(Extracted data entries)
↓
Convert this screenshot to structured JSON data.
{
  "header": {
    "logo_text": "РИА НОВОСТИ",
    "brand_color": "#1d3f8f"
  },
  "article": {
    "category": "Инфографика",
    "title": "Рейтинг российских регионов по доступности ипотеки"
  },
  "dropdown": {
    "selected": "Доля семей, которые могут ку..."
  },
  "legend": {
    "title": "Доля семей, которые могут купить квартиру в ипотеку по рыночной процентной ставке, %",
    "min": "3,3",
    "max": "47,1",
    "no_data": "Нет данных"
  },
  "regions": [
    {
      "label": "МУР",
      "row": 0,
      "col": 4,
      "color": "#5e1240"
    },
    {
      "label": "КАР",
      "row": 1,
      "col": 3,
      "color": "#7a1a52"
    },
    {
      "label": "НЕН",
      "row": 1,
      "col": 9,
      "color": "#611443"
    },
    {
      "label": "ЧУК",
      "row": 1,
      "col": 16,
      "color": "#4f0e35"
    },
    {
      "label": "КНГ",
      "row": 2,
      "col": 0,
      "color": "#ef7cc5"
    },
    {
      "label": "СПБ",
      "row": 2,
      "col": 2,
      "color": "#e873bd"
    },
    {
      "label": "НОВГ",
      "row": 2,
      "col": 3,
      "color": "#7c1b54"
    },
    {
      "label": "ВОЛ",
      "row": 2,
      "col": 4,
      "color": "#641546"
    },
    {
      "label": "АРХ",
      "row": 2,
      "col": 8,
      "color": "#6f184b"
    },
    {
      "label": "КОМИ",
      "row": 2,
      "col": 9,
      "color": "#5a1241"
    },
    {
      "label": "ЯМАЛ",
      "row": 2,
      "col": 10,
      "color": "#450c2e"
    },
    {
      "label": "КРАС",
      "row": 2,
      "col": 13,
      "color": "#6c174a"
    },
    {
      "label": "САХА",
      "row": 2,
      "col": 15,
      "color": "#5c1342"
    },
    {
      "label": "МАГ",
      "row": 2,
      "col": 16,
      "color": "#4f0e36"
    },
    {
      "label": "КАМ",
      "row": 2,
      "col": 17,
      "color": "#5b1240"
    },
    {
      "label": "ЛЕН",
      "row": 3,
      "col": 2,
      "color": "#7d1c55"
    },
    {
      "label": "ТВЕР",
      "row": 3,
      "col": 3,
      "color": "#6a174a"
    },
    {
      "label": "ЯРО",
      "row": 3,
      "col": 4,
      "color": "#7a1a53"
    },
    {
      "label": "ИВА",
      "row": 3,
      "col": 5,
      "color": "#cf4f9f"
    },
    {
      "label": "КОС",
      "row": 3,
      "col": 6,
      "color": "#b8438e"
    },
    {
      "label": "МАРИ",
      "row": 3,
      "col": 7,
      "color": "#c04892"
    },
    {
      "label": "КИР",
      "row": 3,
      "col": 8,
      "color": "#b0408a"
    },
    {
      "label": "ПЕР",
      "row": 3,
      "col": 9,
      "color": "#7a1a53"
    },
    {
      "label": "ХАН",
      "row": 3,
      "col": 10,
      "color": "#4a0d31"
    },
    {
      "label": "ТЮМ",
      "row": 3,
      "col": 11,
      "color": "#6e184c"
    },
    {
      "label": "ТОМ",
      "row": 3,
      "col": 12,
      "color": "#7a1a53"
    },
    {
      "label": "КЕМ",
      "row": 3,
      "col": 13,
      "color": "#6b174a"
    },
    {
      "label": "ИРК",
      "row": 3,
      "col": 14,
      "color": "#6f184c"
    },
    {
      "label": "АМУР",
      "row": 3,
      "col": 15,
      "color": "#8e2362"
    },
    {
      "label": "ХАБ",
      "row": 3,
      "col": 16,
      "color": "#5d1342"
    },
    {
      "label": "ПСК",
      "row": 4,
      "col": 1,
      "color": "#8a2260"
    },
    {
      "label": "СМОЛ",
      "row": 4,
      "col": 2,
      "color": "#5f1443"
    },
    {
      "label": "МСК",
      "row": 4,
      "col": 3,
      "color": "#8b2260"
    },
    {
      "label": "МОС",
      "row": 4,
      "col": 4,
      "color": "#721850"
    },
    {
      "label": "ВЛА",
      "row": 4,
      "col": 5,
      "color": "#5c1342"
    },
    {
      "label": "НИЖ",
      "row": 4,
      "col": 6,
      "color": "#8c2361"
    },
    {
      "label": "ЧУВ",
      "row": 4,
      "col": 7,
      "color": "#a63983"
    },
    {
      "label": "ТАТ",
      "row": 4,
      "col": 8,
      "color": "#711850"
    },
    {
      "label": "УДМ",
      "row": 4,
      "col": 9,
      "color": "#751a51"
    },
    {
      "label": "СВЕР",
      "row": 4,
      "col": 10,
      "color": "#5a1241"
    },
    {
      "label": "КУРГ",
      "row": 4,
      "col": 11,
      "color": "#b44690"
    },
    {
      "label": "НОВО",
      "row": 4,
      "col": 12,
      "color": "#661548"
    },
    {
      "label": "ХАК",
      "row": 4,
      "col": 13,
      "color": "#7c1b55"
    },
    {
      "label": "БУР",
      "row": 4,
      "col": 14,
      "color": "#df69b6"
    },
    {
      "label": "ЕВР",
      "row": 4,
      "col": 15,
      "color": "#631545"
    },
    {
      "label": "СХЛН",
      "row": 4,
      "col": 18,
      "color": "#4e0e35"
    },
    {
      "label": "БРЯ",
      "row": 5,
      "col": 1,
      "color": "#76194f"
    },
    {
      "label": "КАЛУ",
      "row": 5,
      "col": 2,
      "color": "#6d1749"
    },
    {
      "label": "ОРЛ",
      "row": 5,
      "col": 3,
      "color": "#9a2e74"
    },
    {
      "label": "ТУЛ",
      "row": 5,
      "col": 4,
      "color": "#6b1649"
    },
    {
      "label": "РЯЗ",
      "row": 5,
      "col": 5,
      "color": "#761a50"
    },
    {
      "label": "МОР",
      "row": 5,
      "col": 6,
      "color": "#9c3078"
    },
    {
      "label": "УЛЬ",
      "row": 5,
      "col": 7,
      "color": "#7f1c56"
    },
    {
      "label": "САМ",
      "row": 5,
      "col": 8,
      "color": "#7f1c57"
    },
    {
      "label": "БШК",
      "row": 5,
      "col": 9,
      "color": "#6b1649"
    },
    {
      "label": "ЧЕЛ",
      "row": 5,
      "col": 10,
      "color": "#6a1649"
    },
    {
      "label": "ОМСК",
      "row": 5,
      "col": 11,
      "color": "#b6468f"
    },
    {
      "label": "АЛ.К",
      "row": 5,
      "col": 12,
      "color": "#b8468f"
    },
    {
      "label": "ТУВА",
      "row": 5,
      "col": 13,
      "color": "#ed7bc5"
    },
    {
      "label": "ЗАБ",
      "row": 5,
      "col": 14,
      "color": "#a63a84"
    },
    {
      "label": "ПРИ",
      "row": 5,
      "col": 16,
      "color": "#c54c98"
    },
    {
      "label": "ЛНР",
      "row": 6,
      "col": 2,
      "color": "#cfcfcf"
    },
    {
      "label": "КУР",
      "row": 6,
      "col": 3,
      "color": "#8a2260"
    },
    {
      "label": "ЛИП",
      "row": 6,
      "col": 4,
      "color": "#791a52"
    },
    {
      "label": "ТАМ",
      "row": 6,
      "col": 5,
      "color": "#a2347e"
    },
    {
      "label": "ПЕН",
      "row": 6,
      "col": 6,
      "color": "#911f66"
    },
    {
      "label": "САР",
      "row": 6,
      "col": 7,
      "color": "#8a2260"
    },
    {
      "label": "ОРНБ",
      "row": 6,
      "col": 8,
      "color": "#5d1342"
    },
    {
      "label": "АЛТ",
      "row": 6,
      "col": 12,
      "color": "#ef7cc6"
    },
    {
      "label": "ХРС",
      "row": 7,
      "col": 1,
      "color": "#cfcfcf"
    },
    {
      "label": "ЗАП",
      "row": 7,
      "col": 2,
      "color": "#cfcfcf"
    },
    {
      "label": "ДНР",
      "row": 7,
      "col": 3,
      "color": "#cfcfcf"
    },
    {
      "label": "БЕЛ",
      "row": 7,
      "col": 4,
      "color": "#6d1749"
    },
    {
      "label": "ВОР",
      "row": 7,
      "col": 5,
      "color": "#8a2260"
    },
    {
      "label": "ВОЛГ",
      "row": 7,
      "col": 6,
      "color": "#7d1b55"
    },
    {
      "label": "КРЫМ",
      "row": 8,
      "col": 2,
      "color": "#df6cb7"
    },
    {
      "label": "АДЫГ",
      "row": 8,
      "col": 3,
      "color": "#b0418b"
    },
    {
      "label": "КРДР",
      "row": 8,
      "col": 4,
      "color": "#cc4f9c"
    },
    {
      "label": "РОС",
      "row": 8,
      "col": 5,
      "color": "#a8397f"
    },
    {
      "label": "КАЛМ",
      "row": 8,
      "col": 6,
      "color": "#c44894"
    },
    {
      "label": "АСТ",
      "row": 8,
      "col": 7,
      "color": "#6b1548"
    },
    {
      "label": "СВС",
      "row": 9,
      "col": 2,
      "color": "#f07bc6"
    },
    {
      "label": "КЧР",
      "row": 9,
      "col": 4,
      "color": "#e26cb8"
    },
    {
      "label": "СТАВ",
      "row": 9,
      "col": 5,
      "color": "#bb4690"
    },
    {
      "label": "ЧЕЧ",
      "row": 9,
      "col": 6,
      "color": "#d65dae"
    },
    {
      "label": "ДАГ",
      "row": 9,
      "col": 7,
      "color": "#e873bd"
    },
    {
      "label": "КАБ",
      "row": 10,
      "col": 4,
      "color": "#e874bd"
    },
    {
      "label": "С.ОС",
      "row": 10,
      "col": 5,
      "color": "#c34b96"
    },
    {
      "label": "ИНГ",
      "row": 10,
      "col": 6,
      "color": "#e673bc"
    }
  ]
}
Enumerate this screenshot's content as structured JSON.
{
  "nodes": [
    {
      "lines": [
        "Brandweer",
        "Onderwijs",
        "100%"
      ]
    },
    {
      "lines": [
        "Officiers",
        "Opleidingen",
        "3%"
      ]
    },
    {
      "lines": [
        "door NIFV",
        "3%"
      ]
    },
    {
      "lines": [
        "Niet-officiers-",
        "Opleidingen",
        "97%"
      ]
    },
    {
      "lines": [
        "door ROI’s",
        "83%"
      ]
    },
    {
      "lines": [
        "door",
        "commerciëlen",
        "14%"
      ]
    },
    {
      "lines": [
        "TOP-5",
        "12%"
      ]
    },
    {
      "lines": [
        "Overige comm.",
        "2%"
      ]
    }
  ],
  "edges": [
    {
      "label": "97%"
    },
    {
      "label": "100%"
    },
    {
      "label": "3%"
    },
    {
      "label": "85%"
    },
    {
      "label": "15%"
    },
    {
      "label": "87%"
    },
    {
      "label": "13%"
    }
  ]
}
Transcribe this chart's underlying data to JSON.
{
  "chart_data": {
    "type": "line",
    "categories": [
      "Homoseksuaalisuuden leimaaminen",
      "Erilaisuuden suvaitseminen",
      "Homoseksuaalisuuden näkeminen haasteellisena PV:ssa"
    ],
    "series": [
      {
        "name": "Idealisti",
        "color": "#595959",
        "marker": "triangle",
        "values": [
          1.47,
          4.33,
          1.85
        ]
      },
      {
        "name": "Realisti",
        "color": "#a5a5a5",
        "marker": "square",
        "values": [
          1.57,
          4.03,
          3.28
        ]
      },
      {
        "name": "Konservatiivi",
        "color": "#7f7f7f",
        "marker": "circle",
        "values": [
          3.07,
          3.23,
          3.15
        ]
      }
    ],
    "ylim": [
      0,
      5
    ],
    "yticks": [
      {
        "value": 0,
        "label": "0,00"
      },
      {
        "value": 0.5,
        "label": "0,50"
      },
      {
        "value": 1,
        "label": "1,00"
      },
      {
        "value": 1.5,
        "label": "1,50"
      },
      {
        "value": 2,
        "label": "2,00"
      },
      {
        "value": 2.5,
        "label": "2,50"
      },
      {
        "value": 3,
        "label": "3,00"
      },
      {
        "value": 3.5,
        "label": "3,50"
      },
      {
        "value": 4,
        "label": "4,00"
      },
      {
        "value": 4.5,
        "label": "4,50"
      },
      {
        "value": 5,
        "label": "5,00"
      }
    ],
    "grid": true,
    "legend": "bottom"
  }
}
↑
**PROBLEM TO SOLVE:** Look for "Homoseksuaalisuuden" and pull out every line that has it.

**RESPONSE BELOW:**
      "Homoseksuaalisuuden leimaaminen",
      "Homoseksuaalisuuden näkeminen haasteellisena PV:ssa"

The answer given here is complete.